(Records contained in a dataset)
___
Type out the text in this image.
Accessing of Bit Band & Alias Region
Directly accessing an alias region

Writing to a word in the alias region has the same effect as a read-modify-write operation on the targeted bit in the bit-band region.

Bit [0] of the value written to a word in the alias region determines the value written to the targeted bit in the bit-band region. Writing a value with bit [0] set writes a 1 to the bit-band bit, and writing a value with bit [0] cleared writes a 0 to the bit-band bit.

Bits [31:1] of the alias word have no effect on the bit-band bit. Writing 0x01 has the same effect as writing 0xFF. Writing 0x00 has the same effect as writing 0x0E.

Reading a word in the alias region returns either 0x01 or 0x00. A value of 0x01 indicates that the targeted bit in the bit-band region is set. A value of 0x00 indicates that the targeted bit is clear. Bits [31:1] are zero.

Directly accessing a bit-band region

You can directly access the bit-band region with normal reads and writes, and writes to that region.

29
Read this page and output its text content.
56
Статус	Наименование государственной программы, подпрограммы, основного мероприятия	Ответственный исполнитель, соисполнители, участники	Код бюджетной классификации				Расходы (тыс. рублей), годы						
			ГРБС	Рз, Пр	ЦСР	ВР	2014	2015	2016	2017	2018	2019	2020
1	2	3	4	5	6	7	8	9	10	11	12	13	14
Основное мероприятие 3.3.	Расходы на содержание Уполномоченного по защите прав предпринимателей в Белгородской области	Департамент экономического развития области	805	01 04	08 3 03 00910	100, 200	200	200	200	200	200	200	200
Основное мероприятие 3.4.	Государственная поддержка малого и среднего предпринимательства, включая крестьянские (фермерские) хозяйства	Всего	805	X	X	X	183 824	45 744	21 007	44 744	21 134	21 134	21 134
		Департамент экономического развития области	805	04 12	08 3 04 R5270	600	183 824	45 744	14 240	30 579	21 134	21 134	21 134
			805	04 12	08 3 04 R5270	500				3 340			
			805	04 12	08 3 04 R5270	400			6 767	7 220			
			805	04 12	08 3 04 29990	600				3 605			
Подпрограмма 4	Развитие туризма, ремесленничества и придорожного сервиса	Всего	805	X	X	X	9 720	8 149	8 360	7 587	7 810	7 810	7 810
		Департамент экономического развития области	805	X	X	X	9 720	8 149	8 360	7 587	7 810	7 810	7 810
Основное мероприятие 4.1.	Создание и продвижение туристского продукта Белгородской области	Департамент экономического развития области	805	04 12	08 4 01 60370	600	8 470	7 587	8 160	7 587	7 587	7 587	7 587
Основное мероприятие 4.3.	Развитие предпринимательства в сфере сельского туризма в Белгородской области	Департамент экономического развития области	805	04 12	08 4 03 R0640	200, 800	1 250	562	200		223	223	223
___
INSTRUCTION
Show each line of the data that contains the string "туризма".

SOLUTION TO THIS TASK
Подпрограмма 4	Развитие туризма, ремесленничества и придорожного сервиса	Всего	805	X	X	X	9 720	8 149	8 360	7 587	7 810	7 810	7 810
Основное мероприятие 4.3.	Развитие предпринимательства в сфере сельского туризма в Белгородской области	Департамент экономического развития области	805	04 12	08 4 03 R0640	200, 800	1 250	562	200		223	223	223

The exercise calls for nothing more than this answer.